(Figure record extracts)

* * *

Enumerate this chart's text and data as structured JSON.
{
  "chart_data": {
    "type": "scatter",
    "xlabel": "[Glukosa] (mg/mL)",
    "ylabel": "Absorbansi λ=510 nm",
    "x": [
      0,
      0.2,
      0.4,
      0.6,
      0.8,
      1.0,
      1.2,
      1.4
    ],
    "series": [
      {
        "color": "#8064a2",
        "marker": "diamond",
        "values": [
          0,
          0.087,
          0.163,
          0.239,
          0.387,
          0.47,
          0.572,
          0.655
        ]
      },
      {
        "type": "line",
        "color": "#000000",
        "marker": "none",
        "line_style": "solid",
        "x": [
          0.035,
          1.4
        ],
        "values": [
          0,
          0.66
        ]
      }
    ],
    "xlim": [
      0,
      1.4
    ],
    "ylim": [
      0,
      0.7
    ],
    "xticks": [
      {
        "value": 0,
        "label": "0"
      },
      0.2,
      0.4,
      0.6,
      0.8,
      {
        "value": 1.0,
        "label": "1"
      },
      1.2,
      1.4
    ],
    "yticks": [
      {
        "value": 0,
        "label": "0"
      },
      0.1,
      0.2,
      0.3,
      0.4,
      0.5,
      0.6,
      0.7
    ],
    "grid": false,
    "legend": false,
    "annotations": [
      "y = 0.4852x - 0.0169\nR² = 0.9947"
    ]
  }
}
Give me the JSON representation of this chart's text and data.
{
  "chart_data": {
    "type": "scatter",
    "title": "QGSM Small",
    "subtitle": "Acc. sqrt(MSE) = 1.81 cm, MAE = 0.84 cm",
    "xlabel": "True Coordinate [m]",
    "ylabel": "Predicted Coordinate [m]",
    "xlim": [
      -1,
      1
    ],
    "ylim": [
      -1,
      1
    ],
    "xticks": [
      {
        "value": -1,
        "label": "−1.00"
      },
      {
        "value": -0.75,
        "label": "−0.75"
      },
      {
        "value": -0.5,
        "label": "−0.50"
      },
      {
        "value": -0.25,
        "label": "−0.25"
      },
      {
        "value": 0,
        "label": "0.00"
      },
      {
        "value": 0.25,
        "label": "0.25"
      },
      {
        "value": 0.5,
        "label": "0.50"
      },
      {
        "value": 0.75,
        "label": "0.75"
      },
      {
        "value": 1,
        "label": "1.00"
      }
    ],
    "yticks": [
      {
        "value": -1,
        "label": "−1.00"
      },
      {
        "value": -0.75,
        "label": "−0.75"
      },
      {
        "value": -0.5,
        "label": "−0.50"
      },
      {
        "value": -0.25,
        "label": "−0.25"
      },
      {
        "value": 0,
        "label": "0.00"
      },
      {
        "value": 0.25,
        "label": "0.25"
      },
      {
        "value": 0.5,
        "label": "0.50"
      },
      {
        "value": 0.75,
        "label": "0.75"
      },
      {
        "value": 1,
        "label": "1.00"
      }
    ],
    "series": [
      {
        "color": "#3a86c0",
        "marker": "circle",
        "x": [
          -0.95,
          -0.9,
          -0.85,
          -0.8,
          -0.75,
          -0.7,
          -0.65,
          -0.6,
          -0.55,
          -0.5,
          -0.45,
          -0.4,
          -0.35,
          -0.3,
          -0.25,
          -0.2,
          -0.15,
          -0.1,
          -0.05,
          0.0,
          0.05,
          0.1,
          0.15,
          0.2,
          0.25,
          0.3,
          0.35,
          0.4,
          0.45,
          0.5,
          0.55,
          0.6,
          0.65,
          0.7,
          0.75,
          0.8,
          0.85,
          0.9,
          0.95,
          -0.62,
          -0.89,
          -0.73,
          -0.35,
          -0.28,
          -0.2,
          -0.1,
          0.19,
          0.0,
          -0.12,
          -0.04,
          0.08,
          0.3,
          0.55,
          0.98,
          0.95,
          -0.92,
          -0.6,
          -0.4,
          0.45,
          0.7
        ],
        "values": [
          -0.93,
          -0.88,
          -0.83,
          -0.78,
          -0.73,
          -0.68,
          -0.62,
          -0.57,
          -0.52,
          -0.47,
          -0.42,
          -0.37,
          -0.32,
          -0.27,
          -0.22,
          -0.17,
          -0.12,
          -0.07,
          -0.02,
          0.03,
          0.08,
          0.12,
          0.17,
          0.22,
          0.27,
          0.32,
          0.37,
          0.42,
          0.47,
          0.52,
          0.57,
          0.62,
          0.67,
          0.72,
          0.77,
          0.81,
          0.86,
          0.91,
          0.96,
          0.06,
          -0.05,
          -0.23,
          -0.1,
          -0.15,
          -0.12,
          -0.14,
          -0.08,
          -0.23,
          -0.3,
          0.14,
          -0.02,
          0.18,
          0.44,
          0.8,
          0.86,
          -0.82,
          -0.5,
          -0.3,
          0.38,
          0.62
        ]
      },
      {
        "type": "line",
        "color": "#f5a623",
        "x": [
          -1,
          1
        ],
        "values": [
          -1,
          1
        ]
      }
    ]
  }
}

* * *

Output each record exactly, leaving nothing out.

-- THE COMPLETED TASK --
Enumerate this chart's text and data as structured JSON.
{
  "chart_data": {
    "type": "scatter",
    "xlabel": "[Glukosa] (mg/mL)",
    "ylabel": "Absorbansi λ=510 nm",
    "x": [
      0,
      0.2,
      0.4,
      0.6,
      0.8,
      1.0,
      1.2,
      1.4
    ],
    "series": [
      {
        "color": "#8064a2",
        "marker": "diamond",
        "values": [
          0,
          0.087,
          0.163,
          0.239,
          0.387,
          0.47,
          0.572,
          0.655
        ]
      },
      {
        "type": "line",
        "color": "#000000",
        "marker": "none",
        "line_style": "solid",
        "x": [
          0.035,
          1.4
        ],
        "values": [
          0,
          0.66
        ]
      }
    ],
    "xlim": [
      0,
      1.4
    ],
    "ylim": [
      0,
      0.7
    ],
    "xticks": [
      {
        "value": 0,
        "label": "0"
      },
      0.2,
      0.4,
      0.6,
      0.8,
      {
        "value": 1.0,
        "label": "1"
      },
      1.2,
      1.4
    ],
    "yticks": [
      {
        "value": 0,
        "label": "0"
      },
      0.1,
      0.2,
      0.3,
      0.4,
      0.5,
      0.6,
      0.7
    ],
    "grid": false,
    "legend": false,
    "annotations": [
      "y = 0.4852x - 0.0169\nR² = 0.9947"
    ]
  }
}
Give me the JSON representation of this chart's text and data.
{
  "chart_data": {
    "type": "scatter",
    "title": "QGSM Small",
    "subtitle": "Acc. sqrt(MSE) = 1.81 cm, MAE = 0.84 cm",
    "xlabel": "True Coordinate [m]",
    "ylabel": "Predicted Coordinate [m]",
    "xlim": [
      -1,
      1
    ],
    "ylim": [
      -1,
      1
    ],
    "xticks": [
      {
        "value": -1,
        "label": "−1.00"
      },
      {
        "value": -0.75,
        "label": "−0.75"
      },
      {
        "value": -0.5,
        "label": "−0.50"
      },
      {
        "value": -0.25,
        "label": "−0.25"
      },
      {
        "value": 0,
        "label": "0.00"
      },
      {
        "value": 0.25,
        "label": "0.25"
      },
      {
        "value": 0.5,
        "label": "0.50"
      },
      {
        "value": 0.75,
        "label": "0.75"
      },
      {
        "value": 1,
        "label": "1.00"
      }
    ],
    "yticks": [
      {
        "value": -1,
        "label": "−1.00"
      },
      {
        "value": -0.75,
        "label": "−0.75"
      },
      {
        "value": -0.5,
        "label": "−0.50"
      },
      {
        "value": -0.25,
        "label": "−0.25"
      },
      {
        "value": 0,
        "label": "0.00"
      },
      {
        "value": 0.25,
        "label": "0.25"
      },
      {
        "value": 0.5,
        "label": "0.50"
      },
      {
        "value": 0.75,
        "label": "0.75"
      },
      {
        "value": 1,
        "label": "1.00"
      }
    ],
    "series": [
      {
        "color": "#3a86c0",
        "marker": "circle",
        "x": [
          -0.95,
          -0.9,
          -0.85,
          -0.8,
          -0.75,
          -0.7,
          -0.65,
          -0.6,
          -0.55,
          -0.5,
          -0.45,
          -0.4,
          -0.35,
          -0.3,
          -0.25,
          -0.2,
          -0.15,
          -0.1,
          -0.05,
          0.0,
          0.05,
          0.1,
          0.15,
          0.2,
          0.25,
          0.3,
          0.35,
          0.4,
          0.45,
          0.5,
          0.55,
          0.6,
          0.65,
          0.7,
          0.75,
          0.8,
          0.85,
          0.9,
          0.95,
          -0.62,
          -0.89,
          -0.73,
          -0.35,
          -0.28,
          -0.2,
          -0.1,
          0.19,
          0.0,
          -0.12,
          -0.04,
          0.08,
          0.3,
          0.55,
          0.98,
          0.95,
          -0.92,
          -0.6,
          -0.4,
          0.45,
          0.7
        ],
        "values": [
          -0.93,
          -0.88,
          -0.83,
          -0.78,
          -0.73,
          -0.68,
          -0.62,
          -0.57,
          -0.52,
          -0.47,
          -0.42,
          -0.37,
          -0.32,
          -0.27,
          -0.22,
          -0.17,
          -0.12,
          -0.07,
          -0.02,
          0.03,
          0.08,
          0.12,
          0.17,
          0.22,
          0.27,
          0.32,
          0.37,
          0.42,
          0.47,
          0.52,
          0.57,
          0.62,
          0.67,
          0.72,
          0.77,
          0.81,
          0.86,
          0.91,
          0.96,
          0.06,
          -0.05,
          -0.23,
          -0.1,
          -0.15,
          -0.12,
          -0.14,
          -0.08,
          -0.23,
          -0.3,
          0.14,
          -0.02,
          0.18,
          0.44,
          0.8,
          0.86,
          -0.82,
          -0.5,
          -0.3,
          0.38,
          0.62
        ]
      },
      {
        "type": "line",
        "color": "#f5a623",
        "x": [
          -1,
          1
        ],
        "values": [
          -1,
          1
        ]
      }
    ]
  }
}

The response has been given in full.